[Data entries]
※

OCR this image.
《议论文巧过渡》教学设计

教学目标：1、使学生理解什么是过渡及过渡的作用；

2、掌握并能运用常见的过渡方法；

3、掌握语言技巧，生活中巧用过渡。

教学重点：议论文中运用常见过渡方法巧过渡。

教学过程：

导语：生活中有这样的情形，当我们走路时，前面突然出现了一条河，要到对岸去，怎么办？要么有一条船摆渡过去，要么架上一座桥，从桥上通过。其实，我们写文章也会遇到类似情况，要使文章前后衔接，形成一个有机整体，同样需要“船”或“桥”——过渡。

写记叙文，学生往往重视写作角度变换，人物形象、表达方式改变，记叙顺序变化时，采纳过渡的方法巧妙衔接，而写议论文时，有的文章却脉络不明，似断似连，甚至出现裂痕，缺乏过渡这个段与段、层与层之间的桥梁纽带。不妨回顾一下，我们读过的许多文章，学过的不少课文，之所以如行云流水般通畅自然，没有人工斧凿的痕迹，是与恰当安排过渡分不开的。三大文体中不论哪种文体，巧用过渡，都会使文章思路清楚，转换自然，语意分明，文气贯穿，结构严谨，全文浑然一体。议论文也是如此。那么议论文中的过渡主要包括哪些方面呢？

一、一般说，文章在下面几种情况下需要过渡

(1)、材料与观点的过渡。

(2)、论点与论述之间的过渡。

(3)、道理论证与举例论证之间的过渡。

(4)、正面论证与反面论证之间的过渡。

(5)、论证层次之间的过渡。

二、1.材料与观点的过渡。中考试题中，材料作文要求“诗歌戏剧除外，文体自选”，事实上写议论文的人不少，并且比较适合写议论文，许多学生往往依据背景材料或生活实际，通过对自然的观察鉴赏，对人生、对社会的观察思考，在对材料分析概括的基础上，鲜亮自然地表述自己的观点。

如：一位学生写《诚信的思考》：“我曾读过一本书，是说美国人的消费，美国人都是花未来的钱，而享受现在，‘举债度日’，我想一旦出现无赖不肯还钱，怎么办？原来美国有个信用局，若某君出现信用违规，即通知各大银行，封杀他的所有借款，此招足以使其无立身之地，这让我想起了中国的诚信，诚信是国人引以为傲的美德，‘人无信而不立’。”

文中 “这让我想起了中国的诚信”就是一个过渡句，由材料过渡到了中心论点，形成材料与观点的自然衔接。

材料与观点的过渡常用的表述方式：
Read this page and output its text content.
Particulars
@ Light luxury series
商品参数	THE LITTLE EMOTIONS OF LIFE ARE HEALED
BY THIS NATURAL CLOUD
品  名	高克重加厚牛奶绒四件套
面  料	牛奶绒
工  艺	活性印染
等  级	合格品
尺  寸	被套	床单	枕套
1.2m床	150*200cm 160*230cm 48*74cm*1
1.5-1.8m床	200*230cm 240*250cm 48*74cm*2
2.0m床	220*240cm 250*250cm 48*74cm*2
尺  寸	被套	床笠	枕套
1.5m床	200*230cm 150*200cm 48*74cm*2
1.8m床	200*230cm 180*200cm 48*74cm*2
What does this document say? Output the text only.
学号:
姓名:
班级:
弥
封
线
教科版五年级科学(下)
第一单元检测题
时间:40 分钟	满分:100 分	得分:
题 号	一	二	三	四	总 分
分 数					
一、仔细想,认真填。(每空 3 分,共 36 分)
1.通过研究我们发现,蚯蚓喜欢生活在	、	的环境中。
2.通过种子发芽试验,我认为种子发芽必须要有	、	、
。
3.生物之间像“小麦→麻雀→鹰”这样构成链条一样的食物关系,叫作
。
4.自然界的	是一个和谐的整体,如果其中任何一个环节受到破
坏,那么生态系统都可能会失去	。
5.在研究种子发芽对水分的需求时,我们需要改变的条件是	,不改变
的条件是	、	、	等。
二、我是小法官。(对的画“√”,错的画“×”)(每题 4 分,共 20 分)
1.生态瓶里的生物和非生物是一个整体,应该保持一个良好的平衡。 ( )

※

-- Brief --
Take the line that contains "Read this page and output its text content." and every line after it through the end of the listing above, and repeat them exactly.

-- Result --
Read this page and output its text content.
Particulars
@ Light luxury series
商品参数	THE LITTLE EMOTIONS OF LIFE ARE HEALED
BY THIS NATURAL CLOUD
品  名	高克重加厚牛奶绒四件套
面  料	牛奶绒
工  艺	活性印染
等  级	合格品
尺  寸	被套	床单	枕套
1.2m床	150*200cm 160*230cm 48*74cm*1
1.5-1.8m床	200*230cm 240*250cm 48*74cm*2
2.0m床	220*240cm 250*250cm 48*74cm*2
尺  寸	被套	床笠	枕套
1.5m床	200*230cm 150*200cm 48*74cm*2
1.8m床	200*230cm 180*200cm 48*74cm*2
What does this document say? Output the text only.
学号:
姓名:
班级:
弥
封
线
教科版五年级科学(下)
第一单元检测题
时间:40 分钟	满分:100 分	得分:
题 号	一	二	三	四	总 分
分 数					
一、仔细想,认真填。(每空 3 分,共 36 分)
1.通过研究我们发现,蚯蚓喜欢生活在	、	的环境中。
2.通过种子发芽试验,我认为种子发芽必须要有	、	、
。
3.生物之间像“小麦→麻雀→鹰”这样构成链条一样的食物关系,叫作
。
4.自然界的	是一个和谐的整体,如果其中任何一个环节受到破
坏,那么生态系统都可能会失去	。
5.在研究种子发芽对水分的需求时,我们需要改变的条件是	,不改变
的条件是	、	、	等。
二、我是小法官。(对的画“√”,错的画“×”)(每题 4 分,共 20 分)
1.生态瓶里的生物和非生物是一个整体,应该保持一个良好的平衡。 ( )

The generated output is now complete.